**JOBS**
• A. Set down the passage of the goodwill essay between "While goodwill is" and "action are subverted.", inclusive, matching its wording and punctuation.
• B. In the goodwill essay, how many days of television programming are said to be devoted to goodwill and holiday giving?

start EXTRACT

Human Condition Image
The Human Condition
The Human Condition
The Human Condition
Established 1996
Over 400 articles

 

Traditions Series - Human Condition Section

 

 

 

 

 

boo
boo

 

Goodwill and Parroted Priorities

Copyright © 2005 Dorian Scott Cole
About this series.

Abstract

Where will goodwill lead us in the new year? What values are important? Are our values subverted by everyday catch phrases that don't reflect our values?

'Tis the season of goodwill and resolutions to do better. People sing about it on street corners, in front of homes, and in religious institutions. Thirty days of television programming are devoted to programs espousing goodwill and abundant holiday giving (spending). During the season, we all feel a little better, we throw a dime in the Salvation Army pot, maybe even man the kettle, and then like a passing season, the world gets back to the way it was. Practice run for breaking New Years resolutions? Why can't goodwill last?

The holiday season makes us take time to think about what is really important. But often the deeper meanings get glossed over by thinking that is simplistic, reflecting values that are more parroted rhetoric than real. Those with an axe to grind or a political or social belief, circulate powerful positioning statements.

While goodwill is an earthshaking value, we have some earth-shattering simplistic ideas associated with equally simplistic values: Win or lose. Make money. Socialism VS capitalism. As long as we cast our priorities in such simplistic contrasts, our thinking is shaped for us and freedom of thought, expression, and action are subverted.

Our thinking becomes reflected in our children, as witnessed in their sports games. Some parents instill in their children, and their coaches, a "win at any cost," mentality. Is winning the only value that is important? Such thinking translates into actions of hurting other players, taking performance enhancing drugs, over-straining muscles and mind, cheating, and making children's fragile self-esteem hostage to the events of a game. The typical child will mimic a parent, or a big-league ball player, right down to chewing tobacco and spitting. Values become ingrained in children, to be championed later by them in education, business, and all other pursuits in life.

One sad circumstance is that the people indoctrinated into this world of false wins, not only lose the objectivity of real values, but also take a major hit to self-esteem by the realization that other's adulation of them is only the result of false wins. They didn't actually deserve the win or other's admiration, so they must run the same course again and again in an endless chase of an empty reward. Such chases become lifetime habits that are nearly impossible to break.

"The value of a man resides in what he gives and not in what he is capable of receiving." *1

- Albert Einstein

What is the value of sports? There is first the fun of playing - enjoying life is no small reward in itself. There is the value of friendships. There is the individual achievement of skills and accomplishments - things that build confidence that is much more concrete than the vapor of esteem. There is people with different skills learning to work together to accomplish tasks that require diverse skills - learning to trust, to see skills in others, to work together.

There are many measures of achievement and growth of skills. Measures include statistics that show steady improvement in key skills, improved win/loss records, making it to the championships, and reducing sportsmanship fouls. They also include graduating into more competitive arenas and winning against a well-matched competitor. All are measures of an outcome: goals of individual and group achievement worth reaching. But when the priority becomes winning instead of improving, the value has been lost. We all win each time we compete, unless we make winning the only value.

Competition in sports is a good thing. It asks us to try harder to achieve as individuals, and to learn to work together, cooperating, recognizing, and using the skills in others. These are worthwhile values that fit well with goodwill.

end EXTRACT
start INFORMATION SUPPLIED

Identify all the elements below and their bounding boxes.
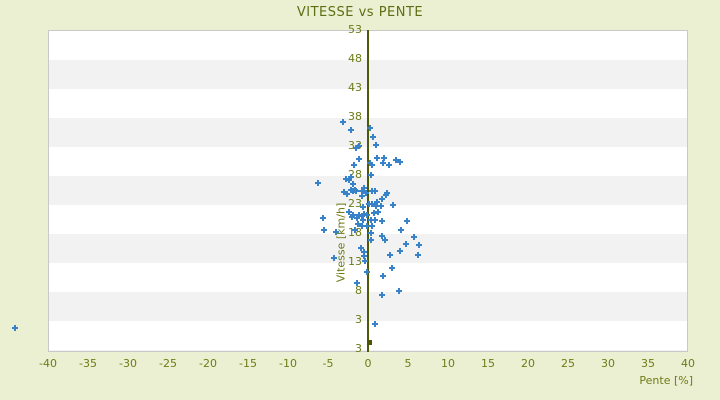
- chart-title: VITESSE vs PENTE: [296, 5, 424, 20]
- x-axis-title: Pente [%]: [639, 374, 693, 387]
- x-tick-label: 5: [404, 357, 412, 370]
- x-tick-label: 20: [521, 357, 535, 370]
- x-tick-label: 35: [641, 357, 655, 370]
- x-tick-label: -10: [279, 357, 297, 370]
- x-tick-label: -20: [199, 357, 217, 370]
- x-tick-label: 0: [364, 357, 372, 370]
- x-tick-label: 15: [481, 357, 495, 370]
- x-tick-label: 25: [561, 357, 575, 370]
- x-tick-label: 40: [681, 357, 695, 370]
- x-tick-label: -5: [322, 357, 334, 370]
- x-tick-label: -40: [39, 357, 57, 370]
- x-tick-label: 30: [601, 357, 615, 370]
- data-point: [12, 325, 19, 332]
- x-tick-label: -25: [159, 357, 177, 370]
- x-tick-label: -15: [239, 357, 257, 370]
- plot-area: [48, 30, 688, 352]
- x-tick-label: 10: [441, 357, 455, 370]
- x-tick-label: -30: [119, 357, 137, 370]
- x-tick-label: -35: [79, 357, 97, 370]
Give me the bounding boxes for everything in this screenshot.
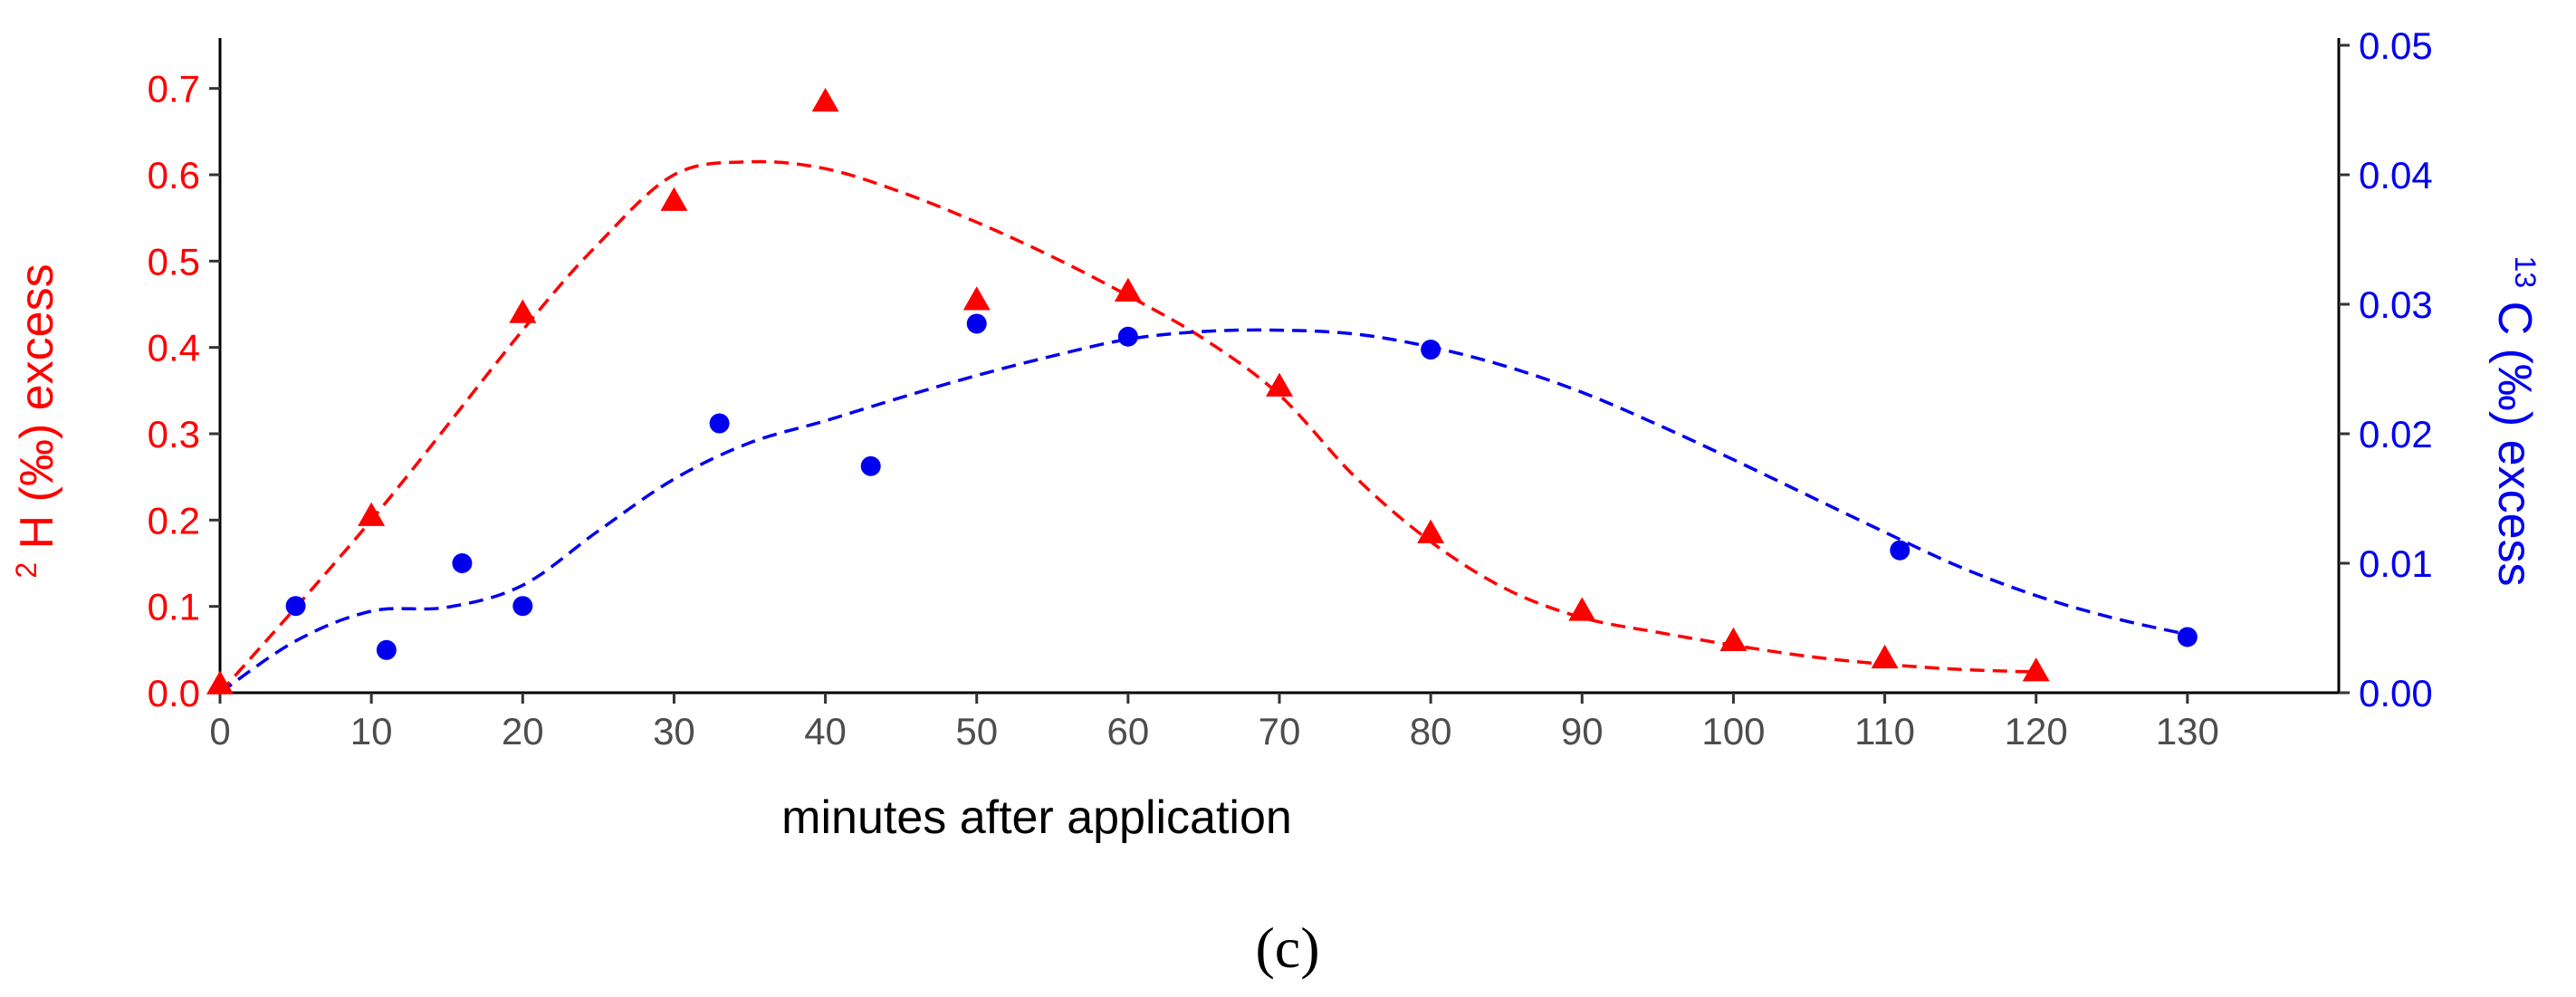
h2-data-point — [509, 299, 537, 323]
right-y-tick-label: 0.05 — [2359, 24, 2433, 67]
x-tick-label: 90 — [1561, 710, 1604, 753]
h2-data-point — [1266, 372, 1293, 397]
axes: 0 10 20 30 40 50 60 70 80 90 100 110 120 130 0.0 0.1 0.2… — [148, 24, 2433, 753]
x-tick-label: 60 — [1106, 710, 1149, 753]
left-y-tick-label: 0.1 — [148, 586, 200, 628]
c13-data-point — [966, 313, 987, 334]
x-tick-label: 100 — [1701, 710, 1765, 753]
h2-data-point — [206, 670, 234, 695]
h2-data-point — [1871, 644, 1899, 669]
left-y-tick-label: 0.6 — [148, 154, 200, 197]
x-tick-label: 0 — [209, 710, 230, 753]
h2-data-point — [660, 187, 688, 211]
left-y-tick-label: 0.7 — [148, 68, 200, 110]
h2-data-point — [1719, 627, 1748, 652]
right-y-tick-label: 0.03 — [2359, 283, 2433, 326]
h2-data-point — [962, 286, 991, 311]
x-axis-title: minutes after application — [781, 791, 1292, 844]
c13-data-point — [376, 639, 397, 660]
c13-data-point — [1421, 340, 1441, 360]
right-y-tick-label: 0.04 — [2359, 154, 2433, 197]
c13-data-point — [512, 596, 533, 617]
h2-data-point — [358, 502, 386, 526]
trend-lines — [218, 159, 2188, 695]
h2-trend-line — [218, 159, 2036, 695]
right-y-tick-label: 0.01 — [2359, 542, 2433, 585]
x-tick-label: 20 — [502, 710, 544, 753]
x-tick-label: 80 — [1410, 710, 1452, 753]
right-y-tick-label: 0.02 — [2359, 413, 2433, 455]
h2-data-point — [1114, 277, 1142, 302]
x-tick-label: 10 — [350, 710, 393, 753]
x-tick-label: 50 — [955, 710, 998, 753]
left-y-axis-title-main: H (‰) excess — [11, 264, 63, 549]
c13-data-point — [1890, 540, 1910, 561]
x-tick-label: 110 — [1854, 710, 1915, 753]
c13-data-point — [285, 596, 306, 617]
c13-data-point — [709, 413, 730, 434]
left-y-axis-title-superscript: 2 — [10, 562, 43, 579]
c13-data-point — [2177, 627, 2198, 647]
c13-data-point — [452, 553, 473, 573]
x-tick-label: 130 — [2156, 710, 2219, 753]
axis-labels: minutes after application 2 H (‰) excess… — [0, 256, 2557, 980]
h2-data-point — [1417, 519, 1445, 543]
panel-label: (c) — [1255, 916, 1319, 980]
x-tick-label: 70 — [1259, 710, 1301, 753]
left-y-axis-title: 2 H (‰) excess — [0, 264, 63, 578]
right-y-tick-label: 0.00 — [2359, 672, 2433, 714]
left-y-tick-label: 0.0 — [148, 672, 200, 714]
x-tick-label: 30 — [653, 710, 695, 753]
left-y-tick-label: 0.5 — [148, 240, 200, 283]
h2-data-point — [2022, 657, 2050, 682]
c13-data-point — [1117, 326, 1138, 347]
right-y-axis-title-main: C (‰) excess — [2488, 302, 2541, 587]
right-y-axis-title: 13 C (‰) excess — [2488, 256, 2557, 587]
h2-data-point — [811, 87, 839, 112]
x-tick-label: 120 — [2005, 710, 2068, 753]
h2-data-point — [1568, 597, 1596, 621]
right-y-axis-title-superscript: 13 — [2509, 256, 2542, 289]
x-tick-label: 40 — [804, 710, 847, 753]
data-markers — [206, 87, 2198, 695]
c13-trend-line — [219, 328, 2188, 695]
left-y-tick-label: 0.4 — [148, 327, 200, 369]
left-y-tick-label: 0.3 — [148, 413, 200, 455]
left-y-tick-label: 0.2 — [148, 499, 200, 542]
c13-data-point — [860, 455, 881, 476]
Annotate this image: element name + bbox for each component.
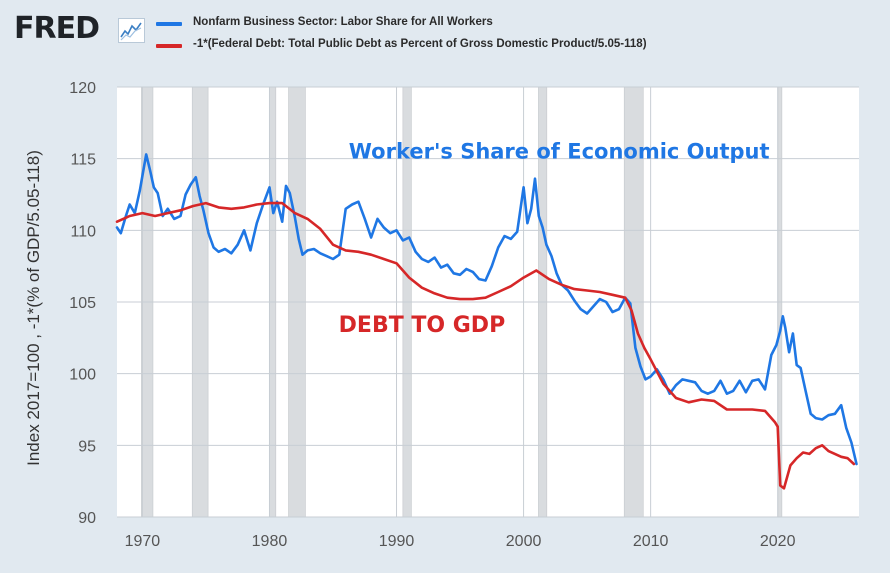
x-tick-label: 1980: [252, 533, 288, 550]
fred-logo[interactable]: FRED: [14, 11, 100, 46]
legend-label-labor-share: Nonfarm Business Sector: Labor Share for…: [193, 16, 493, 28]
y-tick-label: 115: [70, 152, 96, 169]
y-tick-label: 105: [69, 295, 96, 312]
x-tick-label: 2020: [760, 533, 796, 550]
x-tick-label: 1990: [379, 533, 415, 550]
y-tick-label: 95: [78, 438, 96, 455]
x-tick-label: 2000: [506, 533, 542, 550]
annotation-workers-share: Worker's Share of Economic Output: [349, 140, 770, 164]
series-line-labor-share: [115, 153, 858, 466]
line-chart-icon[interactable]: [118, 18, 145, 43]
legend-label-debt-to-gdp: -1*(Federal Debt: Total Public Debt as P…: [193, 38, 647, 50]
y-tick-label: 90: [78, 510, 96, 527]
series-line-debt-to-gdp: [115, 201, 856, 490]
legend-swatch-red: [156, 44, 182, 48]
annotation-debt-to-gdp: DEBT TO GDP: [339, 313, 506, 338]
y-tick-label: 120: [69, 80, 96, 97]
x-tick-label: 2010: [633, 533, 669, 550]
legend-swatch-blue: [156, 22, 182, 26]
y-tick-label: 100: [69, 367, 96, 384]
x-tick-label: 1970: [125, 533, 161, 550]
y-tick-label: 110: [70, 223, 96, 240]
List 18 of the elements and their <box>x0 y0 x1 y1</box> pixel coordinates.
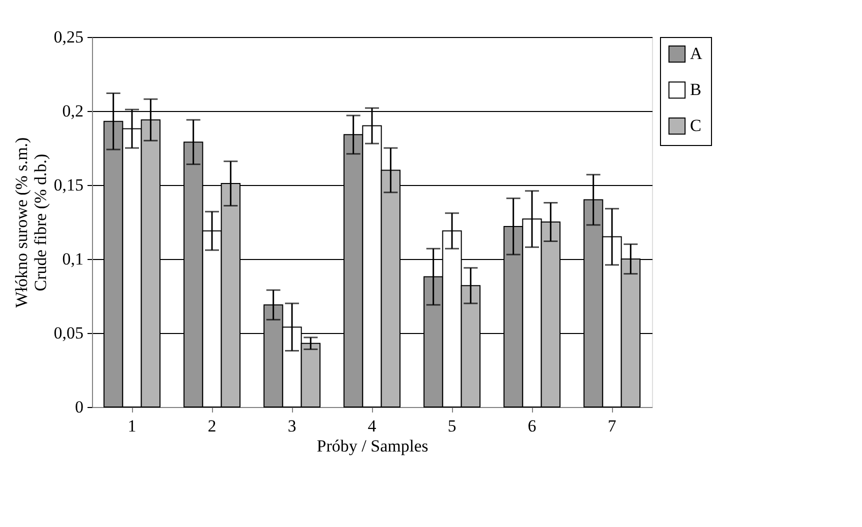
x-tick-label: 7 <box>608 416 617 436</box>
y-tick-label: 0,1 <box>62 250 84 268</box>
y-tick-label: 0,15 <box>54 176 84 194</box>
x-tick-label: 4 <box>368 416 377 436</box>
x-tick-label: 3 <box>288 416 296 436</box>
y-axis-title: Włókno surowe (% s.m.) Crude fibre (% d.b.) <box>12 137 50 308</box>
y-tick-label: 0,05 <box>54 324 84 342</box>
legend-label: B <box>690 80 702 99</box>
x-axis-title: Próby / Samples <box>316 436 428 456</box>
legend-label: A <box>690 44 703 63</box>
x-tick-label: 5 <box>448 416 456 436</box>
y-tick-label: 0 <box>75 398 84 416</box>
y-tick-label: 0,2 <box>62 102 84 120</box>
x-tick-label: 2 <box>208 416 216 436</box>
legend-label: C <box>690 116 702 135</box>
y-tick-label: 0,25 <box>54 28 84 46</box>
x-tick-label: 1 <box>128 416 136 436</box>
x-tick-label: 6 <box>528 416 536 436</box>
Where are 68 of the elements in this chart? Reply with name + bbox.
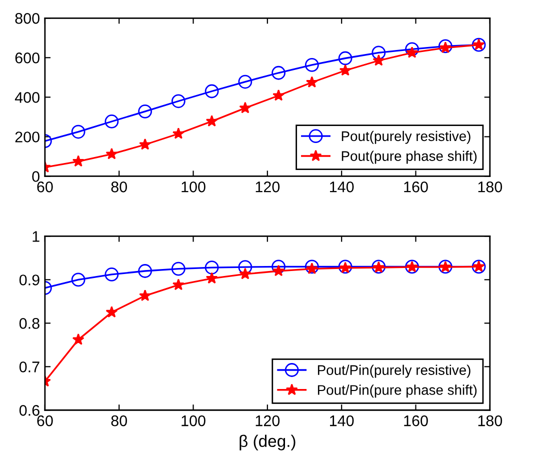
point: [139, 138, 152, 150]
point: [71, 272, 86, 287]
x-tick-label: 60: [37, 415, 53, 426]
point: [272, 66, 286, 80]
point: [306, 76, 318, 88]
legend-label: Pout(purely resistive): [342, 130, 470, 144]
x-tick-label: 180: [478, 182, 502, 192]
point: [372, 54, 385, 66]
point: [206, 115, 218, 126]
point: [406, 46, 418, 58]
point: [272, 264, 285, 276]
x-tick-label: 140: [330, 182, 354, 192]
point: [104, 114, 119, 128]
x-tick-label: 120: [256, 182, 280, 192]
point: [405, 42, 419, 56]
x-tick-label: 180: [478, 415, 502, 426]
point: [138, 264, 152, 278]
x-tick-label: 100: [182, 415, 206, 426]
point: [204, 84, 219, 98]
y-tick-label: 600: [15, 52, 40, 64]
y-tick-label: 1: [32, 231, 40, 242]
x-tick-label: 120: [256, 415, 280, 426]
point: [71, 124, 86, 139]
y-tick-label: 0.7: [19, 362, 40, 372]
legend-label: Pout/Pin(purely resistive): [318, 364, 470, 378]
point: [438, 39, 452, 54]
x-tick-label: 80: [111, 415, 127, 426]
point: [304, 260, 319, 274]
point: [238, 74, 252, 89]
point: [206, 272, 218, 284]
legend-label: Pout(pure phase shift): [342, 150, 477, 164]
x-tick-label: 160: [404, 415, 428, 426]
x-tick-label: 80: [111, 182, 127, 192]
x-tick-label: 160: [404, 182, 428, 192]
legend-label: Pout/Pin(pure phase shift): [318, 384, 477, 398]
point: [172, 278, 184, 290]
x-tick-label: 140: [330, 415, 354, 426]
point: [439, 42, 452, 53]
point: [106, 148, 118, 160]
point: [304, 58, 319, 72]
y-tick-label: 0.8: [19, 318, 40, 329]
y-tick-label: 200: [15, 132, 40, 142]
x-tick-label: 100: [182, 182, 206, 192]
point: [306, 262, 318, 274]
point: [104, 268, 119, 282]
point: [372, 46, 386, 60]
y-tick-label: 0.6: [19, 405, 40, 416]
point: [239, 102, 252, 114]
point: [171, 94, 186, 108]
point: [106, 306, 118, 318]
point: [204, 260, 219, 274]
y-tick-label: 400: [14, 92, 40, 103]
point: [72, 333, 84, 345]
point: [272, 89, 285, 101]
x-tick-label: 60: [37, 182, 53, 192]
point: [239, 268, 252, 280]
y-tick-label: 0: [32, 171, 40, 182]
point: [172, 127, 184, 139]
point: [339, 64, 352, 76]
y-tick-label: 800: [15, 13, 40, 24]
point: [72, 155, 84, 167]
point: [338, 51, 352, 66]
point: [138, 104, 152, 118]
y-tick-label: 0.9: [19, 274, 40, 286]
point: [272, 260, 286, 274]
point: [171, 262, 186, 276]
point: [139, 290, 152, 301]
x-axis-title: β (deg.): [240, 434, 296, 450]
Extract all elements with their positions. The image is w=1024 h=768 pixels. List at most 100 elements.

end INFORMATION SUPPLIED

**TASK-BY-TASK OUTPUTS**
• A.
While goodwill is an earthshaking value, we have some earth-shattering simplistic ideas associated with equally simplistic values: Win or lose. Make money. Socialism VS capitalism. As long as we cast our priorities in such simplistic contrasts, our thinking is shaped for us and freedom of thought, expression, and action are subverted.

• B. Thirty days.